### What to produce
Reproduce the material starting at its first line and ending at the line containing "show-main-frame-link[interactable]: [显示主框架] [1272,124,1339,138]", swapping "tab-bar" for "tab-strip" and leaving everything else unchanged.

### Extracted records
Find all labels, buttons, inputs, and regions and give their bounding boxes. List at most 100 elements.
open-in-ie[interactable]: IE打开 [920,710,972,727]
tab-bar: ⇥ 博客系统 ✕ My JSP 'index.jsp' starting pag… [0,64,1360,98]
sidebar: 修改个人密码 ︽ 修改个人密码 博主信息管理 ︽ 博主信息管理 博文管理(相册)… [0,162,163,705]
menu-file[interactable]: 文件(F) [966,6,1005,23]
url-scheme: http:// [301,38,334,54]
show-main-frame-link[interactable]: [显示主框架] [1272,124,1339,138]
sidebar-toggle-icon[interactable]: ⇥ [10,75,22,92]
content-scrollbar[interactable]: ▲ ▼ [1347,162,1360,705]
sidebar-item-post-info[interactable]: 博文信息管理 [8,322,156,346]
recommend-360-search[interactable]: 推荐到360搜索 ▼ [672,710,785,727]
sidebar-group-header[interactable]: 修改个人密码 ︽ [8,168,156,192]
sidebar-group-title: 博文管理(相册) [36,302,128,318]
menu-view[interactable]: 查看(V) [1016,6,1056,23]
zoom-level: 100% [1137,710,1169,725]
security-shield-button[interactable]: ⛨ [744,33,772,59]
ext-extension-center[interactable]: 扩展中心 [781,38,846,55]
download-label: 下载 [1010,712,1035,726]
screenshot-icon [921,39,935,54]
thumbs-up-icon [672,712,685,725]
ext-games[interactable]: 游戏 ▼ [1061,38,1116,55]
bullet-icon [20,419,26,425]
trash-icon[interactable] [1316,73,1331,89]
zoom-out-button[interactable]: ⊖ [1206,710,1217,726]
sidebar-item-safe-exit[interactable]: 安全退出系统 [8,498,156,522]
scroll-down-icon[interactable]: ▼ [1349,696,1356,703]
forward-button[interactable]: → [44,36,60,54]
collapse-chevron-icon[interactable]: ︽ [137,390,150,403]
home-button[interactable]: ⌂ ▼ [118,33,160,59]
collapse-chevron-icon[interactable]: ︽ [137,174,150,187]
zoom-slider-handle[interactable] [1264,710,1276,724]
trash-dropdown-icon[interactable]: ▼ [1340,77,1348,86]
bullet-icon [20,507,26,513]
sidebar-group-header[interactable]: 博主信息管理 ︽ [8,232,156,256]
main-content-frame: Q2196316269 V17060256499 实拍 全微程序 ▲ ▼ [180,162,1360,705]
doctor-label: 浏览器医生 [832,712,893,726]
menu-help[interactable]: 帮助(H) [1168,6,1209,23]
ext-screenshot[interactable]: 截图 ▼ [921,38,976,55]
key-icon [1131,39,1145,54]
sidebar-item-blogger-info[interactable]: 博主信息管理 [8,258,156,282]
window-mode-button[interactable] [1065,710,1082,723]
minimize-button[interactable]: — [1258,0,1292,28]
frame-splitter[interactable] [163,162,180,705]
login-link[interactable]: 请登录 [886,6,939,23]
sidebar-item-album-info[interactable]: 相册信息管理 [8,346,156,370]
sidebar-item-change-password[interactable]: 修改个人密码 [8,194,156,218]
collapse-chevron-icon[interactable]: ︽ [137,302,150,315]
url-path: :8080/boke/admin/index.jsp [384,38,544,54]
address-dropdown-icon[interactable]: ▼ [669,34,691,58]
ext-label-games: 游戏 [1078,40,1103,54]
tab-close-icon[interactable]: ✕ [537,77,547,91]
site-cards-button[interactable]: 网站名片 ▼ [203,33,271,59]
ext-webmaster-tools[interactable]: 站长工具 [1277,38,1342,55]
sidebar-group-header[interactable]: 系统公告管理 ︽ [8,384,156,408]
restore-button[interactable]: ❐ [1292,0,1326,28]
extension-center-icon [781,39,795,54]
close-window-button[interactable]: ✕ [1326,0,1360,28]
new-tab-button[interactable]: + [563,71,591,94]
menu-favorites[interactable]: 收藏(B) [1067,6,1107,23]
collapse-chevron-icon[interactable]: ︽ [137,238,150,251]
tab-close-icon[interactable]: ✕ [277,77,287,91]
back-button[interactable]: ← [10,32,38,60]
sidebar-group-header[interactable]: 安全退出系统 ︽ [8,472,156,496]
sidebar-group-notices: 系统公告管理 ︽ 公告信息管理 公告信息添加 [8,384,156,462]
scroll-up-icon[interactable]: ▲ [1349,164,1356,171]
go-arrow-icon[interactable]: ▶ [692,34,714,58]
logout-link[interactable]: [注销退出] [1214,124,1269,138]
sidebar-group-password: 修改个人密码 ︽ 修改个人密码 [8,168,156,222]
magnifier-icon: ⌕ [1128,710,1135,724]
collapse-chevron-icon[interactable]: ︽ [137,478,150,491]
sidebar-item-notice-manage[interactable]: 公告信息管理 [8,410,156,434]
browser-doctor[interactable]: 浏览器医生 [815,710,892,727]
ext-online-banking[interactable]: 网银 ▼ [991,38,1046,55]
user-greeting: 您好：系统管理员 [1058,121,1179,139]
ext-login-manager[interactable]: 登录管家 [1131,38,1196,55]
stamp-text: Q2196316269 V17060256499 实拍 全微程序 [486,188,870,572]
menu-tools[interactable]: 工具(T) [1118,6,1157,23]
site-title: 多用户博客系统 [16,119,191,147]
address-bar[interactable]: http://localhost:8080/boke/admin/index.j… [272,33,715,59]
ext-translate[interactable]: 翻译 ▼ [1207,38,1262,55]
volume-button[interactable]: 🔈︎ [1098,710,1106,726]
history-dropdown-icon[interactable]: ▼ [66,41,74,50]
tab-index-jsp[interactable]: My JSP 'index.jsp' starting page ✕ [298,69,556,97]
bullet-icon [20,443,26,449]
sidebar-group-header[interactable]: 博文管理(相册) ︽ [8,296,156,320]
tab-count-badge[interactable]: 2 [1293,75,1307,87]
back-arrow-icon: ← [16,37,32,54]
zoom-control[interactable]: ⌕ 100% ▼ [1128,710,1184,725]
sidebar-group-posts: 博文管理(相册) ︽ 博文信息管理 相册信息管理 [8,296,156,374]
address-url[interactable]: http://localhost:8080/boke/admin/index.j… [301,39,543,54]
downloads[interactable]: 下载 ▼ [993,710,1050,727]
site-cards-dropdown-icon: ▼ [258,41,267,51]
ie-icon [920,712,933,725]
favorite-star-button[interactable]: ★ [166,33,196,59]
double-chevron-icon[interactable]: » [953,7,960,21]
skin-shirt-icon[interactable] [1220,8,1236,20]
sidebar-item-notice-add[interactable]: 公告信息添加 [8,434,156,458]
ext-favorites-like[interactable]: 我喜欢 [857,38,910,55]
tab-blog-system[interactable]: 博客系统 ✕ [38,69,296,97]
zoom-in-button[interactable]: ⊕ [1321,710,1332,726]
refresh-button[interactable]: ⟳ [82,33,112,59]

### Solved exercise
Find all labels, buttons, inputs, and regions and give their bounding boxes. List at most 100 elements.
open-in-ie[interactable]: IE打开 [920,710,972,727]
tab-strip: ⇥ 博客系统 ✕ My JSP 'index.jsp' starting pag… [0,64,1360,98]
sidebar: 修改个人密码 ︽ 修改个人密码 博主信息管理 ︽ 博主信息管理 博文管理(相册)… [0,162,163,705]
menu-file[interactable]: 文件(F) [966,6,1005,23]
url-scheme: http:// [301,38,334,54]
show-main-frame-link[interactable]: [显示主框架] [1272,124,1339,138]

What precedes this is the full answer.